### Given entries
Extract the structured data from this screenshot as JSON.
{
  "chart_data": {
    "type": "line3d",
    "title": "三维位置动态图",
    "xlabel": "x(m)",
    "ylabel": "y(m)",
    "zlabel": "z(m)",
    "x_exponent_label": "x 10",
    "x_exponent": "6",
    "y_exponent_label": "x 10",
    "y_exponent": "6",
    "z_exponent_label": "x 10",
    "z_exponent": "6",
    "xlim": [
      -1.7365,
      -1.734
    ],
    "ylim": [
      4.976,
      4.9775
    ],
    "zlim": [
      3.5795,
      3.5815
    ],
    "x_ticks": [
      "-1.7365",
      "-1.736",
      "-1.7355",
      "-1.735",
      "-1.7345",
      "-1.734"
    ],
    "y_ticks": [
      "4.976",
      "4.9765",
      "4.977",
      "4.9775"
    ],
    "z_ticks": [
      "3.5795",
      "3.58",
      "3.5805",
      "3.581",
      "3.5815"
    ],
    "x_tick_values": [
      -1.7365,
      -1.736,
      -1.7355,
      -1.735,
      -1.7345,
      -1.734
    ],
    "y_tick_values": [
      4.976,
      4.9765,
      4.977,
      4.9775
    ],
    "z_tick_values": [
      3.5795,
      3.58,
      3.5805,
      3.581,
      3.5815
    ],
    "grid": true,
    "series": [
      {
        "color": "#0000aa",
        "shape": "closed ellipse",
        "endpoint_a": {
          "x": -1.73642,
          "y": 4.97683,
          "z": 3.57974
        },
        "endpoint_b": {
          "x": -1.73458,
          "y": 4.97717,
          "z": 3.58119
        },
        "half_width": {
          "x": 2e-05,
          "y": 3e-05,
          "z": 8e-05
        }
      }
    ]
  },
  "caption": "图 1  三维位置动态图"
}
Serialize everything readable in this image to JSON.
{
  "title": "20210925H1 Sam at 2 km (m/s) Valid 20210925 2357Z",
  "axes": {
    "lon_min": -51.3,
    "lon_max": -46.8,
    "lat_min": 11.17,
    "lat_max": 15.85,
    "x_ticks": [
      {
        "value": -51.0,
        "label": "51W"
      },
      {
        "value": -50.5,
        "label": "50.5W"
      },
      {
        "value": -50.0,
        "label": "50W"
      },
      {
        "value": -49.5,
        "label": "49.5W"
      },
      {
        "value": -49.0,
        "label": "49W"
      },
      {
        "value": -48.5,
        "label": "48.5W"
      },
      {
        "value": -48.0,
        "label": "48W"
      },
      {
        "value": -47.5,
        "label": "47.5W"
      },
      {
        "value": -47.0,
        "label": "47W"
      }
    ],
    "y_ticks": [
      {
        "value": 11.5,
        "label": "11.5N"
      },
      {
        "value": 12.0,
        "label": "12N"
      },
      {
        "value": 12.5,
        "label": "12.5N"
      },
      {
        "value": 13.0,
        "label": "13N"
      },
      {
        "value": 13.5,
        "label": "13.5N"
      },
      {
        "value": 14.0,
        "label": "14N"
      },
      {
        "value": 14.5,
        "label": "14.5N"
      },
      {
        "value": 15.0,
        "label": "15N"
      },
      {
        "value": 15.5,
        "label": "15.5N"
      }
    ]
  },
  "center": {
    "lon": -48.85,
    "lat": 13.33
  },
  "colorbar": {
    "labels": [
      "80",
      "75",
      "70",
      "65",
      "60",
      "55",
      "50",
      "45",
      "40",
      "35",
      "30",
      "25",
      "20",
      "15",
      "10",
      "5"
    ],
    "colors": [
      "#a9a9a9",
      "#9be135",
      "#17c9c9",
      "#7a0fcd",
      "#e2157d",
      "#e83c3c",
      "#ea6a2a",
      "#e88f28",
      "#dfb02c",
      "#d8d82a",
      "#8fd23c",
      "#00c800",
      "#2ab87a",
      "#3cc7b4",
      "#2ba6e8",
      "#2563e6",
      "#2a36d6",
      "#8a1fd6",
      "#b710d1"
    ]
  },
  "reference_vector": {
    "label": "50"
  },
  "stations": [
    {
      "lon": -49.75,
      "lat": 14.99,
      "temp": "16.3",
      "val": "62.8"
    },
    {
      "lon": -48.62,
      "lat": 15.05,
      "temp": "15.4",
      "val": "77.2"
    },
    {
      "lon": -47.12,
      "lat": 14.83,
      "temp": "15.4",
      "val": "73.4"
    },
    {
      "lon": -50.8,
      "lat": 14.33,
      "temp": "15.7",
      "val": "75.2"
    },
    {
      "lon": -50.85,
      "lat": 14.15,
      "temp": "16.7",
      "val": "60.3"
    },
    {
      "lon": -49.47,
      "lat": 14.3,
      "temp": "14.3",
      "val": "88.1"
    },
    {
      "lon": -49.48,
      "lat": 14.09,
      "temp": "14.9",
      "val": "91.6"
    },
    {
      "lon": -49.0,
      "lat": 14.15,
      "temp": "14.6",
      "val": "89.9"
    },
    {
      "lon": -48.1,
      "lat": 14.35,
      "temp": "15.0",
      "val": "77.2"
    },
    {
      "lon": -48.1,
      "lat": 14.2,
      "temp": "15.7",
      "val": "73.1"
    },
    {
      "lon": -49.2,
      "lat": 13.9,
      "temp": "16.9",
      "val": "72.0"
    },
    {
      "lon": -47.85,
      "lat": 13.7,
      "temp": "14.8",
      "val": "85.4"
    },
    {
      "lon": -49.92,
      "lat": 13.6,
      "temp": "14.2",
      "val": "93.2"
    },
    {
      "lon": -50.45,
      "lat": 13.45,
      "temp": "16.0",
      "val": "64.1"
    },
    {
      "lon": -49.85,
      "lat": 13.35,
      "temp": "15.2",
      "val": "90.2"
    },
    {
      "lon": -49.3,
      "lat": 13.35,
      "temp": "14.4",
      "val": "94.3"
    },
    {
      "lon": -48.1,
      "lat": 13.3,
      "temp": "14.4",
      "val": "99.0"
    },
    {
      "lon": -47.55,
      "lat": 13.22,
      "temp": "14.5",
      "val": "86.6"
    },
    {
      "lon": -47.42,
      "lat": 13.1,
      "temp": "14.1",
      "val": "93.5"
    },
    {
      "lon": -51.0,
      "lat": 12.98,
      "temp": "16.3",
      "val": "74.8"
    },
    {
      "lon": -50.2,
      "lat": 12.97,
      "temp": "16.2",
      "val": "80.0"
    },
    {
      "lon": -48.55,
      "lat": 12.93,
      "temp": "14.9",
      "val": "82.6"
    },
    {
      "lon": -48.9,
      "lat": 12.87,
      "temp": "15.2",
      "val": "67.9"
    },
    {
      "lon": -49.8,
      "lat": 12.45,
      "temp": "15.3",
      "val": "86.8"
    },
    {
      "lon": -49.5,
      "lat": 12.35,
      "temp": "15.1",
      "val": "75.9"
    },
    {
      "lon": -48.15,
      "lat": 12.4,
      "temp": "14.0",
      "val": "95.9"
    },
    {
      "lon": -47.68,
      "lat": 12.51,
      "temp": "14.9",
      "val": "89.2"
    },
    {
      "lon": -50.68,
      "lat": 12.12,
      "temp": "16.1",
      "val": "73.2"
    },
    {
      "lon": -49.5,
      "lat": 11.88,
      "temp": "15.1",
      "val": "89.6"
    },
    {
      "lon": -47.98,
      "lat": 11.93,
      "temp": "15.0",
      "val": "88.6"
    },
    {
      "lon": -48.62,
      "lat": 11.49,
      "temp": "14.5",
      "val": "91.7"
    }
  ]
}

### Exercise aim
Each record above should be returned exactly as it appears.

### Task output
Extract the structured data from this screenshot as JSON.
{
  "chart_data": {
    "type": "line3d",
    "title": "三维位置动态图",
    "xlabel": "x(m)",
    "ylabel": "y(m)",
    "zlabel": "z(m)",
    "x_exponent_label": "x 10",
    "x_exponent": "6",
    "y_exponent_label": "x 10",
    "y_exponent": "6",
    "z_exponent_label": "x 10",
    "z_exponent": "6",
    "xlim": [
      -1.7365,
      -1.734
    ],
    "ylim": [
      4.976,
      4.9775
    ],
    "zlim": [
      3.5795,
      3.5815
    ],
    "x_ticks": [
      "-1.7365",
      "-1.736",
      "-1.7355",
      "-1.735",
      "-1.7345",
      "-1.734"
    ],
    "y_ticks": [
      "4.976",
      "4.9765",
      "4.977",
      "4.9775"
    ],
    "z_ticks": [
      "3.5795",
      "3.58",
      "3.5805",
      "3.581",
      "3.5815"
    ],
    "x_tick_values": [
      -1.7365,
      -1.736,
      -1.7355,
      -1.735,
      -1.7345,
      -1.734
    ],
    "y_tick_values": [
      4.976,
      4.9765,
      4.977,
      4.9775
    ],
    "z_tick_values": [
      3.5795,
      3.58,
      3.5805,
      3.581,
      3.5815
    ],
    "grid": true,
    "series": [
      {
        "color": "#0000aa",
        "shape": "closed ellipse",
        "endpoint_a": {
          "x": -1.73642,
          "y": 4.97683,
          "z": 3.57974
        },
        "endpoint_b": {
          "x": -1.73458,
          "y": 4.97717,
          "z": 3.58119
        },
        "half_width": {
          "x": 2e-05,
          "y": 3e-05,
          "z": 8e-05
        }
      }
    ]
  },
  "caption": "图 1  三维位置动态图"
}
Serialize everything readable in this image to JSON.
{
  "title": "20210925H1 Sam at 2 km (m/s) Valid 20210925 2357Z",
  "axes": {
    "lon_min": -51.3,
    "lon_max": -46.8,
    "lat_min": 11.17,
    "lat_max": 15.85,
    "x_ticks": [
      {
        "value": -51.0,
        "label": "51W"
      },
      {
        "value": -50.5,
        "label": "50.5W"
      },
      {
        "value": -50.0,
        "label": "50W"
      },
      {
        "value": -49.5,
        "label": "49.5W"
      },
      {
        "value": -49.0,
        "label": "49W"
      },
      {
        "value": -48.5,
        "label": "48.5W"
      },
      {
        "value": -48.0,
        "label": "48W"
      },
      {
        "value": -47.5,
        "label": "47.5W"
      },
      {
        "value": -47.0,
        "label": "47W"
      }
    ],
    "y_ticks": [
      {
        "value": 11.5,
        "label": "11.5N"
      },
      {
        "value": 12.0,
        "label": "12N"
      },
      {
        "value": 12.5,
        "label": "12.5N"
      },
      {
        "value": 13.0,
        "label": "13N"
      },
      {
        "value": 13.5,
        "label": "13.5N"
      },
      {
        "value": 14.0,
        "label": "14N"
      },
      {
        "value": 14.5,
        "label": "14.5N"
      },
      {
        "value": 15.0,
        "label": "15N"
      },
      {
        "value": 15.5,
        "label": "15.5N"
      }
    ]
  },
  "center": {
    "lon": -48.85,
    "lat": 13.33
  },
  "colorbar": {
    "labels": [
      "80",
      "75",
      "70",
      "65",
      "60",
      "55",
      "50",
      "45",
      "40",
      "35",
      "30",
      "25",
      "20",
      "15",
      "10",
      "5"
    ],
    "colors": [
      "#a9a9a9",
      "#9be135",
      "#17c9c9",
      "#7a0fcd",
      "#e2157d",
      "#e83c3c",
      "#ea6a2a",
      "#e88f28",
      "#dfb02c",
      "#d8d82a",
      "#8fd23c",
      "#00c800",
      "#2ab87a",
      "#3cc7b4",
      "#2ba6e8",
      "#2563e6",
      "#2a36d6",
      "#8a1fd6",
      "#b710d1"
    ]
  },
  "reference_vector": {
    "label": "50"
  },
  "stations": [
    {
      "lon": -49.75,
      "lat": 14.99,
      "temp": "16.3",
      "val": "62.8"
    },
    {
      "lon": -48.62,
      "lat": 15.05,
      "temp": "15.4",
      "val": "77.2"
    },
    {
      "lon": -47.12,
      "lat": 14.83,
      "temp": "15.4",
      "val": "73.4"
    },
    {
      "lon": -50.8,
      "lat": 14.33,
      "temp": "15.7",
      "val": "75.2"
    },
    {
      "lon": -50.85,
      "lat": 14.15,
      "temp": "16.7",
      "val": "60.3"
    },
    {
      "lon": -49.47,
      "lat": 14.3,
      "temp": "14.3",
      "val": "88.1"
    },
    {
      "lon": -49.48,
      "lat": 14.09,
      "temp": "14.9",
      "val": "91.6"
    },
    {
      "lon": -49.0,
      "lat": 14.15,
      "temp": "14.6",
      "val": "89.9"
    },
    {
      "lon": -48.1,
      "lat": 14.35,
      "temp": "15.0",
      "val": "77.2"
    },
    {
      "lon": -48.1,
      "lat": 14.2,
      "temp": "15.7",
      "val": "73.1"
    },
    {
      "lon": -49.2,
      "lat": 13.9,
      "temp": "16.9",
      "val": "72.0"
    },
    {
      "lon": -47.85,
      "lat": 13.7,
      "temp": "14.8",
      "val": "85.4"
    },
    {
      "lon": -49.92,
      "lat": 13.6,
      "temp": "14.2",
      "val": "93.2"
    },
    {
      "lon": -50.45,
      "lat": 13.45,
      "temp": "16.0",
      "val": "64.1"
    },
    {
      "lon": -49.85,
      "lat": 13.35,
      "temp": "15.2",
      "val": "90.2"
    },
    {
      "lon": -49.3,
      "lat": 13.35,
      "temp": "14.4",
      "val": "94.3"
    },
    {
      "lon": -48.1,
      "lat": 13.3,
      "temp": "14.4",
      "val": "99.0"
    },
    {
      "lon": -47.55,
      "lat": 13.22,
      "temp": "14.5",
      "val": "86.6"
    },
    {
      "lon": -47.42,
      "lat": 13.1,
      "temp": "14.1",
      "val": "93.5"
    },
    {
      "lon": -51.0,
      "lat": 12.98,
      "temp": "16.3",
      "val": "74.8"
    },
    {
      "lon": -50.2,
      "lat": 12.97,
      "temp": "16.2",
      "val": "80.0"
    },
    {
      "lon": -48.55,
      "lat": 12.93,
      "temp": "14.9",
      "val": "82.6"
    },
    {
      "lon": -48.9,
      "lat": 12.87,
      "temp": "15.2",
      "val": "67.9"
    },
    {
      "lon": -49.8,
      "lat": 12.45,
      "temp": "15.3",
      "val": "86.8"
    },
    {
      "lon": -49.5,
      "lat": 12.35,
      "temp": "15.1",
      "val": "75.9"
    },
    {
      "lon": -48.15,
      "lat": 12.4,
      "temp": "14.0",
      "val": "95.9"
    },
    {
      "lon": -47.68,
      "lat": 12.51,
      "temp": "14.9",
      "val": "89.2"
    },
    {
      "lon": -50.68,
      "lat": 12.12,
      "temp": "16.1",
      "val": "73.2"
    },
    {
      "lon": -49.5,
      "lat": 11.88,
      "temp": "15.1",
      "val": "89.6"
    },
    {
      "lon": -47.98,
      "lat": 11.93,
      "temp": "15.0",
      "val": "88.6"
    },
    {
      "lon": -48.62,
      "lat": 11.49,
      "temp": "14.5",
      "val": "91.7"
    }
  ]
}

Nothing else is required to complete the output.